» Do this
Exactly repeat the material, dropping only the pictures.

Records from a collection:
..............................
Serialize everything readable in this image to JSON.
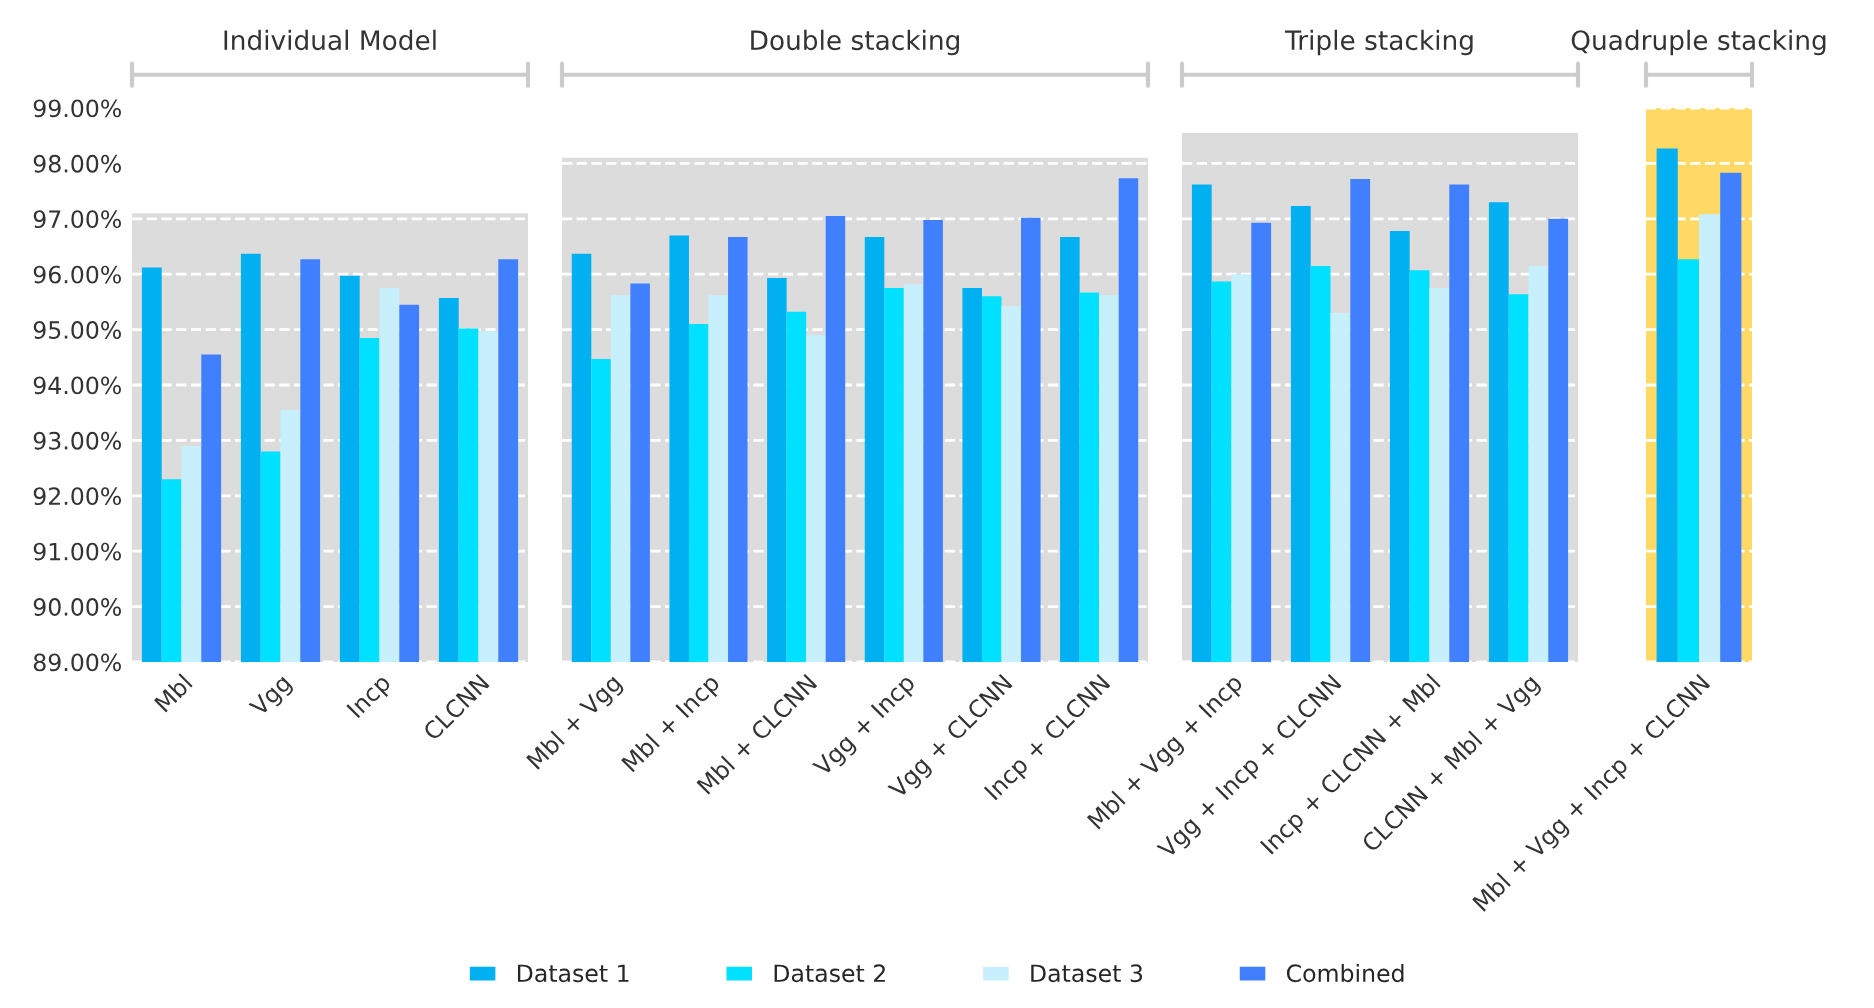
{
  "chart_data": [
    {
      "type": "bar",
      "title": "Individual Model",
      "categories": [
        "Mbl",
        "Vgg",
        "Incp",
        "CLCNN"
      ],
      "series": [
        {
          "name": "Dataset 1",
          "color": "#00b0f0",
          "values": [
            96.12,
            96.37,
            95.97,
            95.57
          ]
        },
        {
          "name": "Dataset 2",
          "color": "#00e0ff",
          "values": [
            92.3,
            92.8,
            94.85,
            95.02
          ]
        },
        {
          "name": "Dataset 3",
          "color": "#c8f0fc",
          "values": [
            92.9,
            93.55,
            95.75,
            94.97
          ]
        },
        {
          "name": "Combined",
          "color": "#4080ff",
          "values": [
            94.55,
            96.27,
            95.45,
            96.27
          ]
        }
      ],
      "ylim": [
        89,
        99
      ],
      "bands": [
        {
          "axis": "y",
          "from": 89,
          "to": 97.1,
          "color": "#dcdcdc"
        }
      ],
      "yticks": [
        {
          "value": 89,
          "label": "89.00%"
        },
        {
          "value": 90,
          "label": "90.00%"
        },
        {
          "value": 91,
          "label": "91.00%"
        },
        {
          "value": 92,
          "label": "92.00%"
        },
        {
          "value": 93,
          "label": "93.00%"
        },
        {
          "value": 94,
          "label": "94.00%"
        },
        {
          "value": 95,
          "label": "95.00%"
        },
        {
          "value": 96,
          "label": "96.00%"
        },
        {
          "value": 97,
          "label": "97.00%"
        },
        {
          "value": 98,
          "label": "98.00%"
        },
        {
          "value": 99,
          "label": "99.00%"
        }
      ],
      "grid": "y",
      "legend": "bottom"
    },
    {
      "type": "bar",
      "title": "Double stacking",
      "categories": [
        "Mbl + Vgg",
        "Mbl + Incp",
        "Mbl + CLCNN",
        "Vgg + Incp",
        "Vgg + CLCNN",
        "Incp + CLCNN"
      ],
      "series": [
        {
          "color": "#00b0f0",
          "values": [
            96.37,
            96.7,
            95.93,
            96.67,
            95.75,
            96.67
          ]
        },
        {
          "color": "#00e0ff",
          "values": [
            94.47,
            95.1,
            95.32,
            95.75,
            95.6,
            95.67
          ]
        },
        {
          "color": "#c8f0fc",
          "values": [
            95.62,
            95.62,
            94.9,
            95.82,
            95.42,
            95.62
          ]
        },
        {
          "color": "#4080ff",
          "values": [
            95.83,
            96.67,
            97.05,
            96.98,
            97.02,
            97.73
          ]
        }
      ],
      "ylim": [
        89,
        99
      ],
      "tick_labels": "x",
      "bands": [
        {
          "axis": "y",
          "from": 89,
          "to": 98.1,
          "color": "#dcdcdc"
        }
      ],
      "grid": "y"
    },
    {
      "type": "bar",
      "title": "Triple stacking",
      "categories": [
        "Mbl + Vgg + Incp",
        "Vgg + Incp + CLCNN",
        "Incp + CLCNN + Mbl",
        "CLCNN + Mbl + Vgg"
      ],
      "series": [
        {
          "color": "#00b0f0",
          "values": [
            97.62,
            97.23,
            96.78,
            97.3
          ]
        },
        {
          "color": "#00e0ff",
          "values": [
            95.87,
            96.15,
            96.07,
            95.64
          ]
        },
        {
          "color": "#c8f0fc",
          "values": [
            96.0,
            95.3,
            95.75,
            96.15
          ]
        },
        {
          "color": "#4080ff",
          "values": [
            96.93,
            97.72,
            97.62,
            97.0
          ]
        }
      ],
      "ylim": [
        89,
        99
      ],
      "tick_labels": "x",
      "bands": [
        {
          "axis": "y",
          "from": 89,
          "to": 98.55,
          "color": "#dcdcdc"
        }
      ],
      "grid": "y"
    },
    {
      "type": "bar",
      "title": "Quadruple stacking",
      "categories": [
        "Mbl + Vgg + Incp + CLCNN"
      ],
      "series": [
        {
          "color": "#00b0f0",
          "values": [
            98.27
          ]
        },
        {
          "color": "#00e0ff",
          "values": [
            96.27
          ]
        },
        {
          "color": "#c8f0fc",
          "values": [
            97.08
          ]
        },
        {
          "color": "#4080ff",
          "values": [
            97.83
          ]
        }
      ],
      "ylim": [
        89,
        99
      ],
      "tick_labels": "x",
      "bands": [
        {
          "axis": "y",
          "from": 89,
          "to": 99,
          "color": "#ffd966"
        }
      ],
      "grid": "y"
    }
  ]
}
..............................
» Result
Serialize everything readable in this image to JSON.
{
  "chart_data": [
    {
      "type": "bar",
      "title": "Individual Model",
      "categories": [
        "Mbl",
        "Vgg",
        "Incp",
        "CLCNN"
      ],
      "series": [
        {
          "name": "Dataset 1",
          "color": "#00b0f0",
          "values": [
            96.12,
            96.37,
            95.97,
            95.57
          ]
        },
        {
          "name": "Dataset 2",
          "color": "#00e0ff",
          "values": [
            92.3,
            92.8,
            94.85,
            95.02
          ]
        },
        {
          "name": "Dataset 3",
          "color": "#c8f0fc",
          "values": [
            92.9,
            93.55,
            95.75,
            94.97
          ]
        },
        {
          "name": "Combined",
          "color": "#4080ff",
          "values": [
            94.55,
            96.27,
            95.45,
            96.27
          ]
        }
      ],
      "ylim": [
        89,
        99
      ],
      "bands": [
        {
          "axis": "y",
          "from": 89,
          "to": 97.1,
          "color": "#dcdcdc"
        }
      ],
      "yticks": [
        {
          "value": 89,
          "label": "89.00%"
        },
        {
          "value": 90,
          "label": "90.00%"
        },
        {
          "value": 91,
          "label": "91.00%"
        },
        {
          "value": 92,
          "label": "92.00%"
        },
        {
          "value": 93,
          "label": "93.00%"
        },
        {
          "value": 94,
          "label": "94.00%"
        },
        {
          "value": 95,
          "label": "95.00%"
        },
        {
          "value": 96,
          "label": "96.00%"
        },
        {
          "value": 97,
          "label": "97.00%"
        },
        {
          "value": 98,
          "label": "98.00%"
        },
        {
          "value": 99,
          "label": "99.00%"
        }
      ],
      "grid": "y",
      "legend": "bottom"
    },
    {
      "type": "bar",
      "title": "Double stacking",
      "categories": [
        "Mbl + Vgg",
        "Mbl + Incp",
        "Mbl + CLCNN",
        "Vgg + Incp",
        "Vgg + CLCNN",
        "Incp + CLCNN"
      ],
      "series": [
        {
          "color": "#00b0f0",
          "values": [
            96.37,
            96.7,
            95.93,
            96.67,
            95.75,
            96.67
          ]
        },
        {
          "color": "#00e0ff",
          "values": [
            94.47,
            95.1,
            95.32,
            95.75,
            95.6,
            95.67
          ]
        },
        {
          "color": "#c8f0fc",
          "values": [
            95.62,
            95.62,
            94.9,
            95.82,
            95.42,
            95.62
          ]
        },
        {
          "color": "#4080ff",
          "values": [
            95.83,
            96.67,
            97.05,
            96.98,
            97.02,
            97.73
          ]
        }
      ],
      "ylim": [
        89,
        99
      ],
      "tick_labels": "x",
      "bands": [
        {
          "axis": "y",
          "from": 89,
          "to": 98.1,
          "color": "#dcdcdc"
        }
      ],
      "grid": "y"
    },
    {
      "type": "bar",
      "title": "Triple stacking",
      "categories": [
        "Mbl + Vgg + Incp",
        "Vgg + Incp + CLCNN",
        "Incp + CLCNN + Mbl",
        "CLCNN + Mbl + Vgg"
      ],
      "series": [
        {
          "color": "#00b0f0",
          "values": [
            97.62,
            97.23,
            96.78,
            97.3
          ]
        },
        {
          "color": "#00e0ff",
          "values": [
            95.87,
            96.15,
            96.07,
            95.64
          ]
        },
        {
          "color": "#c8f0fc",
          "values": [
            96.0,
            95.3,
            95.75,
            96.15
          ]
        },
        {
          "color": "#4080ff",
          "values": [
            96.93,
            97.72,
            97.62,
            97.0
          ]
        }
      ],
      "ylim": [
        89,
        99
      ],
      "tick_labels": "x",
      "bands": [
        {
          "axis": "y",
          "from": 89,
          "to": 98.55,
          "color": "#dcdcdc"
        }
      ],
      "grid": "y"
    },
    {
      "type": "bar",
      "title": "Quadruple stacking",
      "categories": [
        "Mbl + Vgg + Incp + CLCNN"
      ],
      "series": [
        {
          "color": "#00b0f0",
          "values": [
            98.27
          ]
        },
        {
          "color": "#00e0ff",
          "values": [
            96.27
          ]
        },
        {
          "color": "#c8f0fc",
          "values": [
            97.08
          ]
        },
        {
          "color": "#4080ff",
          "values": [
            97.83
          ]
        }
      ],
      "ylim": [
        89,
        99
      ],
      "tick_labels": "x",
      "bands": [
        {
          "axis": "y",
          "from": 89,
          "to": 99,
          "color": "#ffd966"
        }
      ],
      "grid": "y"
    }
  ]
}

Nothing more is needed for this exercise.